Reading text
-*-*-
My forearms were quite pumped after a solid effort on the first of two crux pitches on my new multi-pitch project here in the Canadian Rockies. Fortunately, the chains were just a few easy moves away. My mind drifted away to thoughts of how well I did on the attempt as I stepped carelessly onto the band of rock leading to the anchor. The next second, I was literally shrieking down the wall, grasping in disbelief at the seemingly endless loop of rope flapping through the air in front of me. My heart nearly burst through my throat by the time I came screaming (again, quite literally) into the rock.
I crashed hard, with my hip bearing the brunt of impact.
After a quick assessment, I was rather surprised, if pleased, to discover that I was largely unharmed. The relief turned to fear, shock and frustration as I kicked my feet against the rock, releasing a loud and unabashed “FUCK!”
The band had crumbled beneath my feet. The Yamnuska gods had just put me in my place. Pride and carelessness do not belong on this mountain. I’d just been warned.
Of Rock Gods & Gumbies
The gods of Yam seem to have a particular disdain for the egos of climbers aspiring to quickly ascend their flanks, and they dish out those lessons with swift smackdowns. Yamnuska—officially named Mt. John Laurie, though its Nakoda name, meaning “Wall of Stone,” is preferred—is a 350-meter (1,200-foot) trad/sport/mixed cliff in the Bow Valley of Alberta, Canada, just outside Calgary and near Banff. The rock of the Canadian Rockies is limestone of generally solid quality, but the rock of Yamnuska can often bring a new meaning to the word ‘choss’.
My project here at Yam is a seven-pitch, 200-meter 5.13b called Blue Jeans. Nick Rochacewich had attempted, ground-up, to bolt this plumb line, which follows a pair of blue limestone streaks running like denim-clad legs down Yamnuska’s craggy face. After aiding approximately 10-15 feet up the first pitch, a piece ripped out of the wall and Nick fell, ripping out every piece of pro before taking a stunner of a ground fall. Luckily, Nick escaped serious injury, though the gods of Yam had succeeded in macerating his ego.
Post digger, Nick humbly hiked to the top of the mountain to begin bolting on rappel. After a few years of effort, Nick had created one of the hardest sport multi-pitches on Yamnuska. Although the dueling blue streaks help make Blue Jeans an already appropriate name, in reality Nick had named his route in an homage to Andrew Gallant, a local character and Canmore climber who is known for climbing everything, even alpine routes, in jeans. The neighboring routes Red Shirt and Brown Trousers only make the name more fitting.
While Nick had done the hard work of preparing the line, it still awaited a free ascent. In 2011, Derek Galloway swooped in to claim the FFA honors, unlocking the pitches at 5.12b, 5.12d, 5.12d, 5.13a, 5.13b, 5.12a, 5.10d.
At the time, it was Yamnuska’s hardest route, and when I first stood beneath it in 2012, I was hoping to make the second free ascent. It takes a certain amount of ego to bring yourself to believe that you might be capable of actually doing something like this. Unfortunately, as I’ve already stated, having an ego doesn’t get you far on Yam.
-*-*-
[Page segmentation data]

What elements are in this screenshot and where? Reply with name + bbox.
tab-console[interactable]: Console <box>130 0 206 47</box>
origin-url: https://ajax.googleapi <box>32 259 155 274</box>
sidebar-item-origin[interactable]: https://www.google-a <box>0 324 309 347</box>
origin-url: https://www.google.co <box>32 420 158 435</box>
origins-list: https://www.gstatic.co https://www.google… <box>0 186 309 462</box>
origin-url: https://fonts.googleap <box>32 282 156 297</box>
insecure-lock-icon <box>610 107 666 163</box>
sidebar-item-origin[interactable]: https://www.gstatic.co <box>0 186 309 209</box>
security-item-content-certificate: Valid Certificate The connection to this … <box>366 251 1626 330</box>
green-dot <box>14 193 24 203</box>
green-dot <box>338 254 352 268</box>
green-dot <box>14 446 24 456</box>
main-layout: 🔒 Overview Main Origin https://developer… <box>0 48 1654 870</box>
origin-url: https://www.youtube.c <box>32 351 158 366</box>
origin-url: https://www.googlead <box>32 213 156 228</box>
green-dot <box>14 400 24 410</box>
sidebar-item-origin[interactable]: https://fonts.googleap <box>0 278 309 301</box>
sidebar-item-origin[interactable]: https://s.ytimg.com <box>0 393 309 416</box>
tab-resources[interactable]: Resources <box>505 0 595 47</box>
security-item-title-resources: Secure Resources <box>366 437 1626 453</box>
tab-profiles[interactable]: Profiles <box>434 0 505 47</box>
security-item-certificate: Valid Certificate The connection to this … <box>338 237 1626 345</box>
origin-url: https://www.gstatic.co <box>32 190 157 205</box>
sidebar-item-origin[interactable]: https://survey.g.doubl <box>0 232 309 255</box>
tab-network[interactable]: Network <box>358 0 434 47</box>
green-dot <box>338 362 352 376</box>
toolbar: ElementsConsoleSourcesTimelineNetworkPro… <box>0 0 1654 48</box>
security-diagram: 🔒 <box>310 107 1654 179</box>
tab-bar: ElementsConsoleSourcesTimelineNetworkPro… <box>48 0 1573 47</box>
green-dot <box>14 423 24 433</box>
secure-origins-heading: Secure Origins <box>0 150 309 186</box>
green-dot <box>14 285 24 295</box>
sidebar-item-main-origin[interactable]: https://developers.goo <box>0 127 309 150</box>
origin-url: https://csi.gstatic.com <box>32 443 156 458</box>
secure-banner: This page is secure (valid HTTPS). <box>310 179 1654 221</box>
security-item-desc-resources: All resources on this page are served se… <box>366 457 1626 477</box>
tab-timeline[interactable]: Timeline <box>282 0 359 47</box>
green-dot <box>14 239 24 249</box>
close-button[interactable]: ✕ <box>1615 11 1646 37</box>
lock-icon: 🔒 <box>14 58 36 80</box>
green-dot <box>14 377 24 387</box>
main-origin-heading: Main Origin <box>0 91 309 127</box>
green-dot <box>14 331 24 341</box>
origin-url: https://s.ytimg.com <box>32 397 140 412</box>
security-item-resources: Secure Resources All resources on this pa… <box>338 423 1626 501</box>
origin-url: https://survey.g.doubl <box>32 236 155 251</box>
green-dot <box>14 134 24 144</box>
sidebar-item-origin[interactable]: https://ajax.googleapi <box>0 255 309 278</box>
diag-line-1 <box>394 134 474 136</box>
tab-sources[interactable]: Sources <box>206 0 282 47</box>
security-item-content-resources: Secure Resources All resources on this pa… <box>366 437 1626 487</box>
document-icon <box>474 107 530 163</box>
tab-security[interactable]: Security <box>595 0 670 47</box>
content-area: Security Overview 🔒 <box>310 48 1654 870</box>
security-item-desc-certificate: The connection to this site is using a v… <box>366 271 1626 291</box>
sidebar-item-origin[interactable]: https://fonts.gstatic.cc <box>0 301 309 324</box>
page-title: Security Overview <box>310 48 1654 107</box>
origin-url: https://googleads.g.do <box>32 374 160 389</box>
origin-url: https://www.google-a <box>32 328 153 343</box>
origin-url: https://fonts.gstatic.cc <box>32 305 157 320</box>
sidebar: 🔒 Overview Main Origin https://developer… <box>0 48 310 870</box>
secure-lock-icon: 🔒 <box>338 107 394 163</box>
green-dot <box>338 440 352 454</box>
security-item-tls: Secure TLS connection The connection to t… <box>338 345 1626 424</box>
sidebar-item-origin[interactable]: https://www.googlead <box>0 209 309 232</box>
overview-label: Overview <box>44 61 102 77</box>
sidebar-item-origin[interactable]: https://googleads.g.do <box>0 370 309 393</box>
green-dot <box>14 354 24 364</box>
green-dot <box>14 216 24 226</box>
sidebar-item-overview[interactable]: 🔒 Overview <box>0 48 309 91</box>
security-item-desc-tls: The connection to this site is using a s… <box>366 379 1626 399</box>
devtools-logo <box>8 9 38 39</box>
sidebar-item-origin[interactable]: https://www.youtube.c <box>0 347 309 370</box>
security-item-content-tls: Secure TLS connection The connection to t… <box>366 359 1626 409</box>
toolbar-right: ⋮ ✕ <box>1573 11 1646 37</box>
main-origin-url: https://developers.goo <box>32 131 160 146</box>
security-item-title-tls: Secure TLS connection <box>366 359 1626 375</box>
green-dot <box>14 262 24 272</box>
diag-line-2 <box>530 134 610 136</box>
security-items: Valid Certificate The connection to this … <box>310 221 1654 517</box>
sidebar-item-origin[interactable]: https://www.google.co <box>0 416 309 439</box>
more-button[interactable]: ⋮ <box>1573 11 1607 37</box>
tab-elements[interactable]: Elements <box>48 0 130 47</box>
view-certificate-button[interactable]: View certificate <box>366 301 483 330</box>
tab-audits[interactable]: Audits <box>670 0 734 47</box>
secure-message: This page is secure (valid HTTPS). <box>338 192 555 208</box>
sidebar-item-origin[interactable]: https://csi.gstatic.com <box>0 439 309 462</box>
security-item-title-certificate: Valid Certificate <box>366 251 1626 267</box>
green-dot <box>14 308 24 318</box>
-*-*-
Using the information
(a) Reproduce the passage of the climbing account starting at "While Nick had" and ending at "far on Yam.".
(b) According to the climbing account, what does Yamnuska's Nakoda name mean?
(c) State whether each statement agrees with the climbing account: (i) Blue Jeans is a seven-pitch route. (ii) Nick Rochacewich was seriously injured in his ground fall. (iii) Derek Galloway made the first free ascent of the route in 2011.

Results of the exercise
(a)
While Nick had done the hard work of preparing the line, it still awaited a free ascent. In 2011, Derek Galloway swooped in to claim the FFA honors, unlocking the pitches at 5.12b, 5.12d, 5.12d, 5.13a, 5.13b, 5.12a, 5.10d.
At the time, it was Yamnuska’s hardest route, and when I first stood beneath it in 2012, I was hoping to make the second free ascent. It takes a certain amount of ego to bring yourself to believe that you might be capable of actually doing something like this. Unfortunately, as I’ve already stated, having an ego doesn’t get you far on Yam.

(b) "Wall of Stone."

(c)
(i) Yes: "My project here at Yam is a seven-pitch, 200-meter 5.13b called Blue Jeans."
(ii) No: "Luckily, Nick escaped serious injury"
(iii) Yes: "In 2011, Derek Galloway swooped in to claim the FFA honors"